▶ _Supplied entries_

*** Begin section ***

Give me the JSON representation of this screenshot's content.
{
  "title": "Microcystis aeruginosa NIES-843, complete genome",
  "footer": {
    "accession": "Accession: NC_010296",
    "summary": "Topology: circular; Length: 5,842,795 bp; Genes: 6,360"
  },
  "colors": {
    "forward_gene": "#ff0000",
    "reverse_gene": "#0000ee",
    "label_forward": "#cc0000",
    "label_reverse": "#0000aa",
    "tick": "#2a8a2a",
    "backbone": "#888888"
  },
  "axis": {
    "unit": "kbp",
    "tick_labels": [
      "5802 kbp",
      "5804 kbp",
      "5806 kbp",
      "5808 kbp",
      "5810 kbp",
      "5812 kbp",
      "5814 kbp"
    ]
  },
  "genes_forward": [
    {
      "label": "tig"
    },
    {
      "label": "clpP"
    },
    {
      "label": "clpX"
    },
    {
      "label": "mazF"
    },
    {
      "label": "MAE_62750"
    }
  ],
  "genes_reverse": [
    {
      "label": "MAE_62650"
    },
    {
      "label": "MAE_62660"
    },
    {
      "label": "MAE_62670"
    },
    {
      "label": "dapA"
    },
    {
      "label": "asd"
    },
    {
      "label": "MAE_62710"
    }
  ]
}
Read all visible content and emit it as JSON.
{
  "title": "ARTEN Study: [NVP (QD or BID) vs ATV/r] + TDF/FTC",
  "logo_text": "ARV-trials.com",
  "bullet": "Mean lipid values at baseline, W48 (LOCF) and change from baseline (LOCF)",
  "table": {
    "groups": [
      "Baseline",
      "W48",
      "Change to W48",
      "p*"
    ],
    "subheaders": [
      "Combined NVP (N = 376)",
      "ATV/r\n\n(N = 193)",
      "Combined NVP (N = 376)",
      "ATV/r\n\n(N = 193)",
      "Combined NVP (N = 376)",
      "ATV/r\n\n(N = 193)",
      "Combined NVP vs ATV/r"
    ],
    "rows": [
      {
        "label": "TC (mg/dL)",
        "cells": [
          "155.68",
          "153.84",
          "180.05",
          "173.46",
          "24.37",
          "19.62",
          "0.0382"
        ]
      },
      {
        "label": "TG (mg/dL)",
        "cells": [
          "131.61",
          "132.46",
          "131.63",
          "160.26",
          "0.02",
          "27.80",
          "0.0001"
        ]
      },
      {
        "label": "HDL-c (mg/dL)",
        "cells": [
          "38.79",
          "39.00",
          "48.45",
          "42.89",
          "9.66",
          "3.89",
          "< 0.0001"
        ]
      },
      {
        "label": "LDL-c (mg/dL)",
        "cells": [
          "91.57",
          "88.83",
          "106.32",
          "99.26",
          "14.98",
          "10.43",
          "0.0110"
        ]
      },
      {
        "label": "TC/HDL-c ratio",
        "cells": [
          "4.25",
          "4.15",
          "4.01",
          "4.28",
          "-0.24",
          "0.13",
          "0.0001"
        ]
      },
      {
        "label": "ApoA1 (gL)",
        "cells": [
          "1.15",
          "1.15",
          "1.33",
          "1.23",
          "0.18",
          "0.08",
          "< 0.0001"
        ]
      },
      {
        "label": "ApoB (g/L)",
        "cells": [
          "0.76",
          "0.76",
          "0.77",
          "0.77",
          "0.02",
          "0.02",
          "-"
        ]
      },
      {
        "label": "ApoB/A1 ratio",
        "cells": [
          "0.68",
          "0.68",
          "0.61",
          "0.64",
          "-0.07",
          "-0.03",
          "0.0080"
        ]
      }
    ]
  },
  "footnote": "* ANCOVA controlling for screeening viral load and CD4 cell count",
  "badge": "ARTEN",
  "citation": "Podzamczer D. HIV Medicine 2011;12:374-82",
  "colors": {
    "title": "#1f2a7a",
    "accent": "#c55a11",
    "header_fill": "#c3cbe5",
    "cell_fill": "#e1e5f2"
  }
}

*** End section ***

▶ _Work request_
Set the data down once more, exactly as it stands.

▶ _The answer_
Give me the JSON representation of this screenshot's content.
{
  "title": "Microcystis aeruginosa NIES-843, complete genome",
  "footer": {
    "accession": "Accession: NC_010296",
    "summary": "Topology: circular; Length: 5,842,795 bp; Genes: 6,360"
  },
  "colors": {
    "forward_gene": "#ff0000",
    "reverse_gene": "#0000ee",
    "label_forward": "#cc0000",
    "label_reverse": "#0000aa",
    "tick": "#2a8a2a",
    "backbone": "#888888"
  },
  "axis": {
    "unit": "kbp",
    "tick_labels": [
      "5802 kbp",
      "5804 kbp",
      "5806 kbp",
      "5808 kbp",
      "5810 kbp",
      "5812 kbp",
      "5814 kbp"
    ]
  },
  "genes_forward": [
    {
      "label": "tig"
    },
    {
      "label": "clpP"
    },
    {
      "label": "clpX"
    },
    {
      "label": "mazF"
    },
    {
      "label": "MAE_62750"
    }
  ],
  "genes_reverse": [
    {
      "label": "MAE_62650"
    },
    {
      "label": "MAE_62660"
    },
    {
      "label": "MAE_62670"
    },
    {
      "label": "dapA"
    },
    {
      "label": "asd"
    },
    {
      "label": "MAE_62710"
    }
  ]
}
Read all visible content and emit it as JSON.
{
  "title": "ARTEN Study: [NVP (QD or BID) vs ATV/r] + TDF/FTC",
  "logo_text": "ARV-trials.com",
  "bullet": "Mean lipid values at baseline, W48 (LOCF) and change from baseline (LOCF)",
  "table": {
    "groups": [
      "Baseline",
      "W48",
      "Change to W48",
      "p*"
    ],
    "subheaders": [
      "Combined NVP (N = 376)",
      "ATV/r\n\n(N = 193)",
      "Combined NVP (N = 376)",
      "ATV/r\n\n(N = 193)",
      "Combined NVP (N = 376)",
      "ATV/r\n\n(N = 193)",
      "Combined NVP vs ATV/r"
    ],
    "rows": [
      {
        "label": "TC (mg/dL)",
        "cells": [
          "155.68",
          "153.84",
          "180.05",
          "173.46",
          "24.37",
          "19.62",
          "0.0382"
        ]
      },
      {
        "label": "TG (mg/dL)",
        "cells": [
          "131.61",
          "132.46",
          "131.63",
          "160.26",
          "0.02",
          "27.80",
          "0.0001"
        ]
      },
      {
        "label": "HDL-c (mg/dL)",
        "cells": [
          "38.79",
          "39.00",
          "48.45",
          "42.89",
          "9.66",
          "3.89",
          "< 0.0001"
        ]
      },
      {
        "label": "LDL-c (mg/dL)",
        "cells": [
          "91.57",
          "88.83",
          "106.32",
          "99.26",
          "14.98",
          "10.43",
          "0.0110"
        ]
      },
      {
        "label": "TC/HDL-c ratio",
        "cells": [
          "4.25",
          "4.15",
          "4.01",
          "4.28",
          "-0.24",
          "0.13",
          "0.0001"
        ]
      },
      {
        "label": "ApoA1 (gL)",
        "cells": [
          "1.15",
          "1.15",
          "1.33",
          "1.23",
          "0.18",
          "0.08",
          "< 0.0001"
        ]
      },
      {
        "label": "ApoB (g/L)",
        "cells": [
          "0.76",
          "0.76",
          "0.77",
          "0.77",
          "0.02",
          "0.02",
          "-"
        ]
      },
      {
        "label": "ApoB/A1 ratio",
        "cells": [
          "0.68",
          "0.68",
          "0.61",
          "0.64",
          "-0.07",
          "-0.03",
          "0.0080"
        ]
      }
    ]
  },
  "footnote": "* ANCOVA controlling for screeening viral load and CD4 cell count",
  "badge": "ARTEN",
  "citation": "Podzamczer D. HIV Medicine 2011;12:374-82",
  "colors": {
    "title": "#1f2a7a",
    "accent": "#c55a11",
    "header_fill": "#c3cbe5",
    "cell_fill": "#e1e5f2"
  }
}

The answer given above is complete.